Rows.
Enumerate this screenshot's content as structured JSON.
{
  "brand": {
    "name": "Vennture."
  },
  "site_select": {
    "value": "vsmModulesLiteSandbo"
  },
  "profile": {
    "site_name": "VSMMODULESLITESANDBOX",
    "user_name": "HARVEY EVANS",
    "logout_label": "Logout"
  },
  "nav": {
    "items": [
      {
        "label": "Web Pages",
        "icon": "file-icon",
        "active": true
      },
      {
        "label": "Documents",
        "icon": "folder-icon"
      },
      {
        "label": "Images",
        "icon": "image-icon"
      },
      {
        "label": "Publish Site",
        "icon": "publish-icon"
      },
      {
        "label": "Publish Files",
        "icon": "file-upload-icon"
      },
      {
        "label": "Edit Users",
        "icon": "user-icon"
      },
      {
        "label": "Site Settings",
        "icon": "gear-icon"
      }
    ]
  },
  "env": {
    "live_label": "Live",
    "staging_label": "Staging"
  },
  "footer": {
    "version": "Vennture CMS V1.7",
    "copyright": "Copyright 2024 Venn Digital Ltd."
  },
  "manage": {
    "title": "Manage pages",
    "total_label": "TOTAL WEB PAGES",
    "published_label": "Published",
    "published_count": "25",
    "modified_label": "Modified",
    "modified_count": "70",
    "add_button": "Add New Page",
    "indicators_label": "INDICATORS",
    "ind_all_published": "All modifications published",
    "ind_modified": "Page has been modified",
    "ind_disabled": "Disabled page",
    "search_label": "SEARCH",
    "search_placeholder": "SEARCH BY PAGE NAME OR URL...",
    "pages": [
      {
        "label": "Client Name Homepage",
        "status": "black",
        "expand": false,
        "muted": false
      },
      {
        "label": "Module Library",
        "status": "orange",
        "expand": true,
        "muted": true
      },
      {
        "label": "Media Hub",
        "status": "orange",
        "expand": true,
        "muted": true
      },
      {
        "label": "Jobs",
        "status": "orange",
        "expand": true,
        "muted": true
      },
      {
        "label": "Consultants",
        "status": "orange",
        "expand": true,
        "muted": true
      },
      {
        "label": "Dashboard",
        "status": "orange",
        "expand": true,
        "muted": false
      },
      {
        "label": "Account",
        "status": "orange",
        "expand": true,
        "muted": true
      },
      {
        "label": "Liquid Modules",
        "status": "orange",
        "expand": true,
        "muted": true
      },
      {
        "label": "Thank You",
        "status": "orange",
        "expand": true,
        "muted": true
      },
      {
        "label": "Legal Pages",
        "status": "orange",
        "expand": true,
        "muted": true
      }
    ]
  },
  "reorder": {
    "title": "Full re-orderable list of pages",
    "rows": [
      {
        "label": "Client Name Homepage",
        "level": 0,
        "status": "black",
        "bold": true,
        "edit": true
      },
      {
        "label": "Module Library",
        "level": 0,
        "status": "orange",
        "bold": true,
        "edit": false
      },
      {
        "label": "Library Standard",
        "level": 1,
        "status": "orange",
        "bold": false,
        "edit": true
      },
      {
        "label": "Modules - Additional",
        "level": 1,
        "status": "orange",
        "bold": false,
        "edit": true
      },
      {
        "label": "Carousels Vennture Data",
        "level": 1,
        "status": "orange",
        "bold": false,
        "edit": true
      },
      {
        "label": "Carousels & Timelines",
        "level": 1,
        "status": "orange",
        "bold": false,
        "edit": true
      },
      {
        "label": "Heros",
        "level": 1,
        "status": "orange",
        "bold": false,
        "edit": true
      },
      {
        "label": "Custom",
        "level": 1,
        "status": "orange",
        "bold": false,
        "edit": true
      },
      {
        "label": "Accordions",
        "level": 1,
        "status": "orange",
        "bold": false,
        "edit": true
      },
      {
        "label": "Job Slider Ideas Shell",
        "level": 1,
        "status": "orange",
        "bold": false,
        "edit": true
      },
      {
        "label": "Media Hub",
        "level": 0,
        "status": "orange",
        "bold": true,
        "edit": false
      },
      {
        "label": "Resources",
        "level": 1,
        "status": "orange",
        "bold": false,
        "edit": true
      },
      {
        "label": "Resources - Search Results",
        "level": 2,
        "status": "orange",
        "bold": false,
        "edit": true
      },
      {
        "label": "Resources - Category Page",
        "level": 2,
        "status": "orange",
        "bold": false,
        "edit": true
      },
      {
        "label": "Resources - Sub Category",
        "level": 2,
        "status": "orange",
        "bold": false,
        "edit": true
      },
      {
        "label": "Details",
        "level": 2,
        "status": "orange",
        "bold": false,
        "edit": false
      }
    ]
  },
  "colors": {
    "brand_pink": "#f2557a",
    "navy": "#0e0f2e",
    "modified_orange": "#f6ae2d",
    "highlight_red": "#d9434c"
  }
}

What is being asked.
Take every line from the records above that has the word "title" and copy it.

The completed task.
    "title": "Manage pages",
    "title": "Full re-orderable list of pages",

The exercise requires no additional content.